#### OBJECTIVE:
Word for word, restate every line of the material.

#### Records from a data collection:
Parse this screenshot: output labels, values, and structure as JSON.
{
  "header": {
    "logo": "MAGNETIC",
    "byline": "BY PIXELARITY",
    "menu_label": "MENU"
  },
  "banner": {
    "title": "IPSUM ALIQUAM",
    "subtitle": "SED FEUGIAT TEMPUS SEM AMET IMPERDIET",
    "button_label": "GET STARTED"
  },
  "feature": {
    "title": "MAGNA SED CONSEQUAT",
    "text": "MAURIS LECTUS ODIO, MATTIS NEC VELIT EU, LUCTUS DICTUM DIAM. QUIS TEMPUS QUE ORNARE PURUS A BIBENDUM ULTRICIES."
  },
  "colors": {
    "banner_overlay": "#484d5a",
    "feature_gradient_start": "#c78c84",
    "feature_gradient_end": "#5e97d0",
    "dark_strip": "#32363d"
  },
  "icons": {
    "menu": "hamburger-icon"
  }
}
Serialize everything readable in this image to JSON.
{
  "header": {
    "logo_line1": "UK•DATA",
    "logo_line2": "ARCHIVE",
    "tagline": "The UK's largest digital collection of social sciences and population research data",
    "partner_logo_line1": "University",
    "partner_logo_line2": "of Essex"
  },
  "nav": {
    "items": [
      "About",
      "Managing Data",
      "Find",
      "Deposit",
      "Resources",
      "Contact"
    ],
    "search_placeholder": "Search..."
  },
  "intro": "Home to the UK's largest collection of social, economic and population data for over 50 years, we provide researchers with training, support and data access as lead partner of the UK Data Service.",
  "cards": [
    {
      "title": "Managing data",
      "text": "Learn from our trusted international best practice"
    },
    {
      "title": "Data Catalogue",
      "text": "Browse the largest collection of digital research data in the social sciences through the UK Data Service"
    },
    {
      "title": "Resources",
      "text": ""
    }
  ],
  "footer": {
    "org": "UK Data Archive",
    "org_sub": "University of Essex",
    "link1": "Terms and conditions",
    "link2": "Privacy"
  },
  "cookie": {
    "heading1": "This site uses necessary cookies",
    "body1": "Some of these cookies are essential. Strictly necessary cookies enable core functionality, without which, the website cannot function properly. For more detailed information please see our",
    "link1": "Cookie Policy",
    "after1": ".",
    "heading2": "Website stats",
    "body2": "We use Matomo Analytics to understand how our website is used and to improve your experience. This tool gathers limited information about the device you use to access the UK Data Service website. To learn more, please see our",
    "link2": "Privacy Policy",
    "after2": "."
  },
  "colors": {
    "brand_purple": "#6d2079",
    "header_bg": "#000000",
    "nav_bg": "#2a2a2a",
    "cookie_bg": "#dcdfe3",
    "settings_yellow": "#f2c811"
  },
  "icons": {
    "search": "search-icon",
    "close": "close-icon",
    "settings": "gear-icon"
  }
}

#### RESPONSE TO THE EXERCISE:
Parse this screenshot: output labels, values, and structure as JSON.
{
  "header": {
    "logo": "MAGNETIC",
    "byline": "BY PIXELARITY",
    "menu_label": "MENU"
  },
  "banner": {
    "title": "IPSUM ALIQUAM",
    "subtitle": "SED FEUGIAT TEMPUS SEM AMET IMPERDIET",
    "button_label": "GET STARTED"
  },
  "feature": {
    "title": "MAGNA SED CONSEQUAT",
    "text": "MAURIS LECTUS ODIO, MATTIS NEC VELIT EU, LUCTUS DICTUM DIAM. QUIS TEMPUS QUE ORNARE PURUS A BIBENDUM ULTRICIES."
  },
  "colors": {
    "banner_overlay": "#484d5a",
    "feature_gradient_start": "#c78c84",
    "feature_gradient_end": "#5e97d0",
    "dark_strip": "#32363d"
  },
  "icons": {
    "menu": "hamburger-icon"
  }
}
Serialize everything readable in this image to JSON.
{
  "header": {
    "logo_line1": "UK•DATA",
    "logo_line2": "ARCHIVE",
    "tagline": "The UK's largest digital collection of social sciences and population research data",
    "partner_logo_line1": "University",
    "partner_logo_line2": "of Essex"
  },
  "nav": {
    "items": [
      "About",
      "Managing Data",
      "Find",
      "Deposit",
      "Resources",
      "Contact"
    ],
    "search_placeholder": "Search..."
  },
  "intro": "Home to the UK's largest collection of social, economic and population data for over 50 years, we provide researchers with training, support and data access as lead partner of the UK Data Service.",
  "cards": [
    {
      "title": "Managing data",
      "text": "Learn from our trusted international best practice"
    },
    {
      "title": "Data Catalogue",
      "text": "Browse the largest collection of digital research data in the social sciences through the UK Data Service"
    },
    {
      "title": "Resources",
      "text": ""
    }
  ],
  "footer": {
    "org": "UK Data Archive",
    "org_sub": "University of Essex",
    "link1": "Terms and conditions",
    "link2": "Privacy"
  },
  "cookie": {
    "heading1": "This site uses necessary cookies",
    "body1": "Some of these cookies are essential. Strictly necessary cookies enable core functionality, without which, the website cannot function properly. For more detailed information please see our",
    "link1": "Cookie Policy",
    "after1": ".",
    "heading2": "Website stats",
    "body2": "We use Matomo Analytics to understand how our website is used and to improve your experience. This tool gathers limited information about the device you use to access the UK Data Service website. To learn more, please see our",
    "link2": "Privacy Policy",
    "after2": "."
  },
  "colors": {
    "brand_purple": "#6d2079",
    "header_bg": "#000000",
    "nav_bg": "#2a2a2a",
    "cookie_bg": "#dcdfe3",
    "settings_yellow": "#f2c811"
  },
  "icons": {
    "search": "search-icon",
    "close": "close-icon",
    "settings": "gear-icon"
  }
}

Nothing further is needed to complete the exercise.